While electrophysiologists primarily utilize these images for anatomical road-mapping of the left atrium and PV, or to exclude LAA thrombus, the CT-irradiated FOV contains vital extracardiac information that falls within the expertise of radiologists.
Study Limitations
This study has several limitations. First, it was a retrospective, single-centre study with a small sample size, which may have affected the generalizability of the results. In addition, the reported results are based on retrospective analyses, which may have affected the accuracy of the data collected. This observational study determined the prevalence of these incidental findings and did not include long-term follow-up. Further studies with larger cohorts are needed to perform robust multivariate analyses to identify independent predictors of significant ECFs in the AF population. Despite these limitations, this study provides valuable real-world data that can inform future research.
Conclusion
Pre-procedural CCTA imaging in clinical workflows may extend beyond procedural guidance for ablation. Our findings indicate that CCTA is an effective opportunistic screening tool; significant ECFs were observed in more than one-third of patients. This underscores the importance of multidisciplinary collaboration between cardiologists and radiologists to optimize patient management.

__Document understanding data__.

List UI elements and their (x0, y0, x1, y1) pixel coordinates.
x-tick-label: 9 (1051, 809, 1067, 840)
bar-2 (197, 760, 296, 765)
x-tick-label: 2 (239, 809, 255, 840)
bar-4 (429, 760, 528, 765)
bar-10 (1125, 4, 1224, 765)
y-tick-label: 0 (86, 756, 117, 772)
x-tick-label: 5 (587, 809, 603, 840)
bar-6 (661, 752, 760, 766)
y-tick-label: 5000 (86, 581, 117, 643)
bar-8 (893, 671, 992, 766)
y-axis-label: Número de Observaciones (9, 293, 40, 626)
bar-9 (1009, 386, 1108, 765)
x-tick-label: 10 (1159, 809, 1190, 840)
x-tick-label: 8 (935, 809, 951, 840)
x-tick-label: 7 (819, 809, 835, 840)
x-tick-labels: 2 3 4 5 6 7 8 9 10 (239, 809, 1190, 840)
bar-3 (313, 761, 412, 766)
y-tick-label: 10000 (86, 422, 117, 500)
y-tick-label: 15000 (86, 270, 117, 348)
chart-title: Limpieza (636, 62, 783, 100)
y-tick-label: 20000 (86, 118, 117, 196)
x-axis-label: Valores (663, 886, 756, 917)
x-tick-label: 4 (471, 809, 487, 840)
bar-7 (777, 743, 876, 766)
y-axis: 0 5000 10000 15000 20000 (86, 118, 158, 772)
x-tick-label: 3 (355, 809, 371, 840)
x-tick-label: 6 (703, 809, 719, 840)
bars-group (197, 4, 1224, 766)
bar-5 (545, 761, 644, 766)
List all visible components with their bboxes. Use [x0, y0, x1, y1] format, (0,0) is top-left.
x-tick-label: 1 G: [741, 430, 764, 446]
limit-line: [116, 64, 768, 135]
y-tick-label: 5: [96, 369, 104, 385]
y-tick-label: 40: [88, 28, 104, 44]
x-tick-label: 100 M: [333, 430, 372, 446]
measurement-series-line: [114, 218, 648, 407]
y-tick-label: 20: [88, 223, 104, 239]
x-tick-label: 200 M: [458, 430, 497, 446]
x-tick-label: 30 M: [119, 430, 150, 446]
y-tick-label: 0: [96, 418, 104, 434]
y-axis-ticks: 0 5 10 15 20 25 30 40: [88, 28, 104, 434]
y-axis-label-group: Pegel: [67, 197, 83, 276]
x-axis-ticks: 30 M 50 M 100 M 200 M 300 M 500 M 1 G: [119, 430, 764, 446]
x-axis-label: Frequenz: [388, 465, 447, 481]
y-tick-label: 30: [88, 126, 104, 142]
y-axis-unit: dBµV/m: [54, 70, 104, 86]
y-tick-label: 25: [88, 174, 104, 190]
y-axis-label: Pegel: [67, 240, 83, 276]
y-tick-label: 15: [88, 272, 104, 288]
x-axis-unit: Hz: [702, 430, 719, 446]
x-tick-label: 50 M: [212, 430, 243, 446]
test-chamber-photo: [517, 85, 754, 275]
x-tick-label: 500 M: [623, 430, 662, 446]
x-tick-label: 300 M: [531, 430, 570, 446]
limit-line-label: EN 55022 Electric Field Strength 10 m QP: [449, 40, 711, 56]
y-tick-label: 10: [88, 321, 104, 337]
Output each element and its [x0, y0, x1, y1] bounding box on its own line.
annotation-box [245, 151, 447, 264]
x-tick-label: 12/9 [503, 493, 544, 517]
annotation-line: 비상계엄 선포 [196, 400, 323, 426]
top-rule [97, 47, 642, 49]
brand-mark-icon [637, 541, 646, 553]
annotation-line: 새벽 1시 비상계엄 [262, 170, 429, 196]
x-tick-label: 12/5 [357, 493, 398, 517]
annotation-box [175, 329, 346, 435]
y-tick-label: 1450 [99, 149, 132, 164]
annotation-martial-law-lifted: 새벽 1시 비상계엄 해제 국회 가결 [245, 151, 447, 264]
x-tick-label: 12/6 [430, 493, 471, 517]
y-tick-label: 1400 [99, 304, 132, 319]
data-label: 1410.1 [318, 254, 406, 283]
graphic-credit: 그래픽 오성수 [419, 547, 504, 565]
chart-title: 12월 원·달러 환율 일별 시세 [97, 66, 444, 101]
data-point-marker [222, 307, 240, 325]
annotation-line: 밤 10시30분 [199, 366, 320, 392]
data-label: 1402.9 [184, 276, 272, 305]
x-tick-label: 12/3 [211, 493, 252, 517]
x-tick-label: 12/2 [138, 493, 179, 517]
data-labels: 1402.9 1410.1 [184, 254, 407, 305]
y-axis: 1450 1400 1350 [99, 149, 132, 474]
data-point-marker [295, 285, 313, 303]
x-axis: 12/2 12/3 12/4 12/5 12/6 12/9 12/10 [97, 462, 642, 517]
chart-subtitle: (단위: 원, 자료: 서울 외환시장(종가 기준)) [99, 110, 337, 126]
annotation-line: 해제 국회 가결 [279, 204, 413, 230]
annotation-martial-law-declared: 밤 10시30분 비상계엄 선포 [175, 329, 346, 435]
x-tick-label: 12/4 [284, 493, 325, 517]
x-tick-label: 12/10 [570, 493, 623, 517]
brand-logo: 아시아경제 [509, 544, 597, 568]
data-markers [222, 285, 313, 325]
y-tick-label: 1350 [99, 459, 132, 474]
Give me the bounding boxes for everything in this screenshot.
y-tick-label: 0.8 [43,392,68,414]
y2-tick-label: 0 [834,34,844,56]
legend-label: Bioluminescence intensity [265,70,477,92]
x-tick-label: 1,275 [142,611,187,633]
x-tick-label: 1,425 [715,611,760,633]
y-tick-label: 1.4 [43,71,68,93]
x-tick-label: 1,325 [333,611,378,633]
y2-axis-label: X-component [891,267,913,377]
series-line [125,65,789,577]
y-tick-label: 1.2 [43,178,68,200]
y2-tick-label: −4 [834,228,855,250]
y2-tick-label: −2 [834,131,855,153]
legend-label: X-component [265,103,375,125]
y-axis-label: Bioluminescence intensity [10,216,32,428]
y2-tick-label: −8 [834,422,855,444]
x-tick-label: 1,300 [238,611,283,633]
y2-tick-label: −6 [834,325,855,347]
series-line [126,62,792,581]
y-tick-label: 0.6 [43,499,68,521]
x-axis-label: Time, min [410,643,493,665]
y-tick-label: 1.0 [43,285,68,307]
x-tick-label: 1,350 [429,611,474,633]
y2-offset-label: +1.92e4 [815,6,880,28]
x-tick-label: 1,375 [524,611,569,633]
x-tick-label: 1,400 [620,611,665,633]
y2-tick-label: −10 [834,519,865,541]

__COMPLETE THE FOLLOWING__.
**A.** Answer these questions from the CCTA text:
(i) For what do electrophysiologists primarily use these images?
(ii) What kind of study was this, according to its first stated limitation?
(iii) In what proportion of patients were significant ECFs observed?
**B.** Can you reproduce the CCTA text word for word, starting at "While electrophysiologists primarily" and ending at "expertise of radiologists."?

__SOLUTIONS IN ORDER__.
**A.**
(i) For anatomical road-mapping of the left atrium and PV, or to exclude LAA thrombus.
(ii) A retrospective, single-centre study with a small sample size.
(iii) More than one-third of patients.

**B.**
While electrophysiologists primarily utilize these images for anatomical road-mapping of the left atrium and PV, or to exclude LAA thrombus, the CT-irradiated FOV contains vital extracardiac information that falls within the expertise of radiologists.